[Direction]: Pick out each line below containing "عقوبة".
>> Begin
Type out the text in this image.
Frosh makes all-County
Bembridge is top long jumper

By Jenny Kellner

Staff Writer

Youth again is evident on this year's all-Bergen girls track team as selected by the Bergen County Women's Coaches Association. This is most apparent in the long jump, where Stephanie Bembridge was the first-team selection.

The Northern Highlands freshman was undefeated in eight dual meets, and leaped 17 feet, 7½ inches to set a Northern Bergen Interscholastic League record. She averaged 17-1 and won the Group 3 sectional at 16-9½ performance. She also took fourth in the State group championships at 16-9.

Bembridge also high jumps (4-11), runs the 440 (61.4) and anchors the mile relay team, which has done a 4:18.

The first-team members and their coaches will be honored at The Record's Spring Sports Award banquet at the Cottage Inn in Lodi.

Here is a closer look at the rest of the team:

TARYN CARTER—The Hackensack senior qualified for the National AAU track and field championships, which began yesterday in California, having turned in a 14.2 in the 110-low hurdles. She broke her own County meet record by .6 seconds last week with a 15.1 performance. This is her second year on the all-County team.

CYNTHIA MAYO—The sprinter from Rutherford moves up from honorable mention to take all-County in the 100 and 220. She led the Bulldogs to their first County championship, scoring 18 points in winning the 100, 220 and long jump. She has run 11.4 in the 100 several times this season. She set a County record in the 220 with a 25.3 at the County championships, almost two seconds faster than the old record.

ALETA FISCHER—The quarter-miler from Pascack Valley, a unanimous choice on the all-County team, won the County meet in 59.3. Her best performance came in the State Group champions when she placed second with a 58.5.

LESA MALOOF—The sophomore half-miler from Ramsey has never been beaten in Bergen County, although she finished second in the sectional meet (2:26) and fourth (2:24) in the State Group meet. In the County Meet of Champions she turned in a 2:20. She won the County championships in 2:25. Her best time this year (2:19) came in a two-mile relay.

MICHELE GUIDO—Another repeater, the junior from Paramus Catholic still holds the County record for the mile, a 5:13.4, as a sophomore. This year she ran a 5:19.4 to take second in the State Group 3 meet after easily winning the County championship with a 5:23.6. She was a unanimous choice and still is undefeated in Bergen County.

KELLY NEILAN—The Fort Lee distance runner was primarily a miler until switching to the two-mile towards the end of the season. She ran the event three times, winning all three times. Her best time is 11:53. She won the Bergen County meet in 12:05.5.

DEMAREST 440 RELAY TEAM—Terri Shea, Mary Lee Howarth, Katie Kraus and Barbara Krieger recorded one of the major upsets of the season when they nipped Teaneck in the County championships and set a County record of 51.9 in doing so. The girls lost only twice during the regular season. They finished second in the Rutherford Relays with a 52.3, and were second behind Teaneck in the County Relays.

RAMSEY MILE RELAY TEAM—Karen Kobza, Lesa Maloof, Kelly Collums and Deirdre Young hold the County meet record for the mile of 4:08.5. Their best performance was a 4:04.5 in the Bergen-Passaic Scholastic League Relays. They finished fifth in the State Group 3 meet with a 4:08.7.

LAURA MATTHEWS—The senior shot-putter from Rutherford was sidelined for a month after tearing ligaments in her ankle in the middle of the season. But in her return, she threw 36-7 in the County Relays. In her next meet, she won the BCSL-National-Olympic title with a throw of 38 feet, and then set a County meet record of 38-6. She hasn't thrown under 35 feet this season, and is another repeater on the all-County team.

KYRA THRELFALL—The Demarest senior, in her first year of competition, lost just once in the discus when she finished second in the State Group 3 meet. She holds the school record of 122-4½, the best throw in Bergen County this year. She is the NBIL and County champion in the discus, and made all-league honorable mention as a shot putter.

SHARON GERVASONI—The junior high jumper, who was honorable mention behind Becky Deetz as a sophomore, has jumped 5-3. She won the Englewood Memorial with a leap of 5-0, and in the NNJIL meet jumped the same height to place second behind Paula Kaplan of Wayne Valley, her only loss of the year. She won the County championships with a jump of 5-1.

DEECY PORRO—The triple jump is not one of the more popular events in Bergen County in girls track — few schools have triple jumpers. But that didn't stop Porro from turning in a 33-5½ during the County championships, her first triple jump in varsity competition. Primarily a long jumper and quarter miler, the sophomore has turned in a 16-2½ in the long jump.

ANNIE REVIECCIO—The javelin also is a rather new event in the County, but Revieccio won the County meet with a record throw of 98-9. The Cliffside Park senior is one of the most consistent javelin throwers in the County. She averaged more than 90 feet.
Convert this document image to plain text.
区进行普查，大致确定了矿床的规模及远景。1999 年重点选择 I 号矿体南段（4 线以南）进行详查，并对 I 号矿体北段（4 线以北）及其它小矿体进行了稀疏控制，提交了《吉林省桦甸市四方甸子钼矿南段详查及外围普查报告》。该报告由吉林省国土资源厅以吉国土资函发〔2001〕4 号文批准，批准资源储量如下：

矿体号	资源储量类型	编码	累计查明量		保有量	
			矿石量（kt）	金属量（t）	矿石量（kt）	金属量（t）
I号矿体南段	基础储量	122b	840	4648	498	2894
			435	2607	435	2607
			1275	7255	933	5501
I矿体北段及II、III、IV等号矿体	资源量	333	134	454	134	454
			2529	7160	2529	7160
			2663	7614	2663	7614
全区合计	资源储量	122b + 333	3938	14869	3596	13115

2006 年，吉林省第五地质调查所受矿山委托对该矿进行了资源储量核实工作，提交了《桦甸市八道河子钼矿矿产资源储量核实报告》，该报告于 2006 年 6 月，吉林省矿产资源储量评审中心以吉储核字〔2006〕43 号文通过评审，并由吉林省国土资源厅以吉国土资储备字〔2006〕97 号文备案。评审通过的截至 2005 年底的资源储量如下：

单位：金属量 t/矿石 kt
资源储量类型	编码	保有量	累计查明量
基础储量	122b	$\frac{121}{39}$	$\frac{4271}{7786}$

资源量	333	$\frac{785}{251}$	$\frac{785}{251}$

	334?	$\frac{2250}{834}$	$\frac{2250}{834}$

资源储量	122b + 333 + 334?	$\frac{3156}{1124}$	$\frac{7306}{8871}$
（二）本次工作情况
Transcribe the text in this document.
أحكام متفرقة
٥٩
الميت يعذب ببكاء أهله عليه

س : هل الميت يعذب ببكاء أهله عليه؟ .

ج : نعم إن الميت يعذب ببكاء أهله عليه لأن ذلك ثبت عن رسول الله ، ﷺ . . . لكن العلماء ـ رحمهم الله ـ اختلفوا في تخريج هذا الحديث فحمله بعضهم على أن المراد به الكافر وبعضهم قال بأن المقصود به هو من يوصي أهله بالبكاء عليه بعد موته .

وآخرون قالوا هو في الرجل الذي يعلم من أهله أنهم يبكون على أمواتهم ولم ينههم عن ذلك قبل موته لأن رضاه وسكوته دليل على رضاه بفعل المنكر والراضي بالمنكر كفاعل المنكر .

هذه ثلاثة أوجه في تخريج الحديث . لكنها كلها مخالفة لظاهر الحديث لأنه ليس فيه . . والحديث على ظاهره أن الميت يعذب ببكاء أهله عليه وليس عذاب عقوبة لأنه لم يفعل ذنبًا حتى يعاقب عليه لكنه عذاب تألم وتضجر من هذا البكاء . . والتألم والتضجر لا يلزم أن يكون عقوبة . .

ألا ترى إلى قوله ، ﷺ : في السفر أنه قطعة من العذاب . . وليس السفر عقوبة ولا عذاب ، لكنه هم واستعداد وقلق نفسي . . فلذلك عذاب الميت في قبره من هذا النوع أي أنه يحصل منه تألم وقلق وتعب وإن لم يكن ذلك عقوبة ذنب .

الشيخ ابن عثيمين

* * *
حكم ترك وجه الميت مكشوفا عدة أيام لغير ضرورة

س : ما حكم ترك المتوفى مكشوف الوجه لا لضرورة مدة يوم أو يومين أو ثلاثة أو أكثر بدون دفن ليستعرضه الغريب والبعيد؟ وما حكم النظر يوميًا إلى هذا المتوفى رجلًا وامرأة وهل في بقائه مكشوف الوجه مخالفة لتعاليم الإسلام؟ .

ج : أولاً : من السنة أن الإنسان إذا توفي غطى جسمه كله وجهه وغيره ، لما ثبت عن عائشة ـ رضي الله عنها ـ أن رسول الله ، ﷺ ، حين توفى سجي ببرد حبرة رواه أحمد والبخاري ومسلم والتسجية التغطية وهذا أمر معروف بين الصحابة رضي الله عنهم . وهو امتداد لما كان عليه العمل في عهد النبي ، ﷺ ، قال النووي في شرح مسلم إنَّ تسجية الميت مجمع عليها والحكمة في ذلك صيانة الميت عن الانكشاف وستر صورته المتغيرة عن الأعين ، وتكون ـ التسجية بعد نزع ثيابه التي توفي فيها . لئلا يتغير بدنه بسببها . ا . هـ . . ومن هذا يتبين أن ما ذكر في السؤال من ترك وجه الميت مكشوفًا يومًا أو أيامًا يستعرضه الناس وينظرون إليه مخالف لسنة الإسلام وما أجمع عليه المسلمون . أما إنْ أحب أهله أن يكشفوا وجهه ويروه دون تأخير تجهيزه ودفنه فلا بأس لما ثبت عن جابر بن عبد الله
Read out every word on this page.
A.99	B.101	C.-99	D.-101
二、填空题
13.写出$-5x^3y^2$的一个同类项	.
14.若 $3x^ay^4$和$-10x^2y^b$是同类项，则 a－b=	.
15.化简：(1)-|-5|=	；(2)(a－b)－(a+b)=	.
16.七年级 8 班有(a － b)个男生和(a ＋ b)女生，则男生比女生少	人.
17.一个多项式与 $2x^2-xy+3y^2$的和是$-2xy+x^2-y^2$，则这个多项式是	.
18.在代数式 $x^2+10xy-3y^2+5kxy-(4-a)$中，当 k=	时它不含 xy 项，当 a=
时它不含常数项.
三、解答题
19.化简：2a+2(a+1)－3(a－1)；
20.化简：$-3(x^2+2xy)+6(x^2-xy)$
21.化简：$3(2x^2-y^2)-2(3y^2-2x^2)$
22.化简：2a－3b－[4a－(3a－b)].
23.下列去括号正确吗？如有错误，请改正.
>> End
[Final answer]:
هذه ثلاثة أوجه في تخريج الحديث . لكنها كلها مخالفة لظاهر الحديث لأنه ليس فيه . . والحديث على ظاهره أن الميت يعذب ببكاء أهله عليه وليس عذاب عقوبة لأنه لم يفعل ذنبًا حتى يعاقب عليه لكنه عذاب تألم وتضجر من هذا البكاء . . والتألم والتضجر لا يلزم أن يكون عقوبة . .
ألا ترى إلى قوله ، ﷺ : في السفر أنه قطعة من العذاب . . وليس السفر عقوبة ولا عذاب ، لكنه هم واستعداد وقلق نفسي . . فلذلك عذاب الميت في قبره من هذا النوع أي أنه يحصل منه تألم وقلق وتعب وإن لم يكن ذلك عقوبة ذنب .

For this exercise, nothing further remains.